_Exercise aim_.
All the data below goes into the copy word for word, but the pictures don't.

[Dataset items]
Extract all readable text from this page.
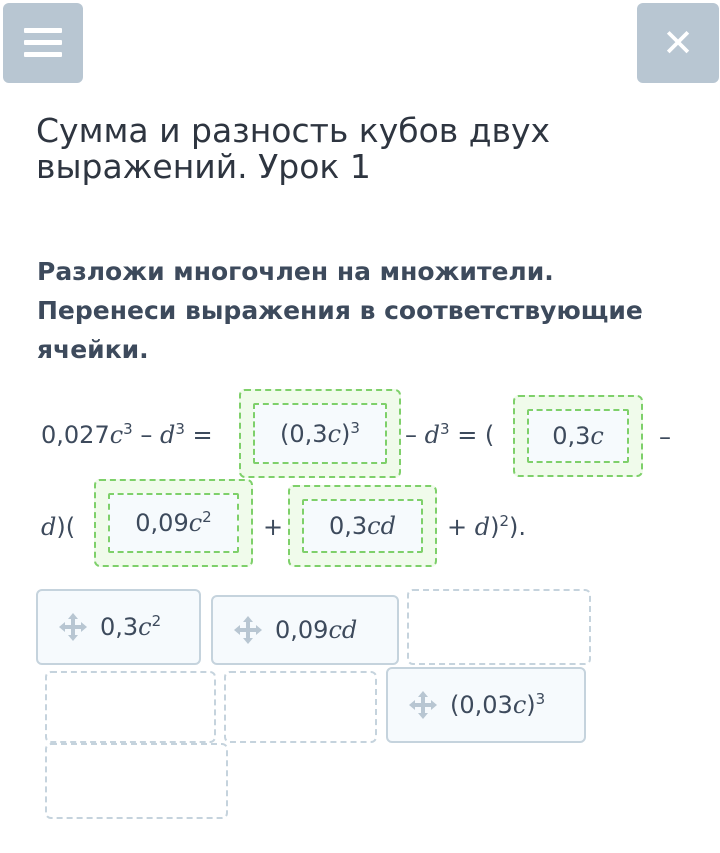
✕
Сумма и разность кубов двух выражений. Урок 1

Разложи многочлен на множители. Перенеси выражения в соответствующие ячейки.

$0,027c^3 - d^3$ =	(0,3 c )$^3 - d^3$ = ( 0,3 c –
d)(	0,09 $c^2 + 0,3$ cd + d)$^2$).
0,3 $c^2$	0,09 cd
(0,03 c )$^3$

_Reply_.
Extract all readable text from this page.
✕
Сумма и разность кубов двух выражений. Урок 1

Разложи многочлен на множители. Перенеси выражения в соответствующие ячейки.

$0,027c^3 - d^3$ =	(0,3 c )$^3 - d^3$ = ( 0,3 c –
d)(	0,09 $c^2 + 0,3$ cd + d)$^2$).
0,3 $c^2$	0,09 cd
(0,03 c )$^3$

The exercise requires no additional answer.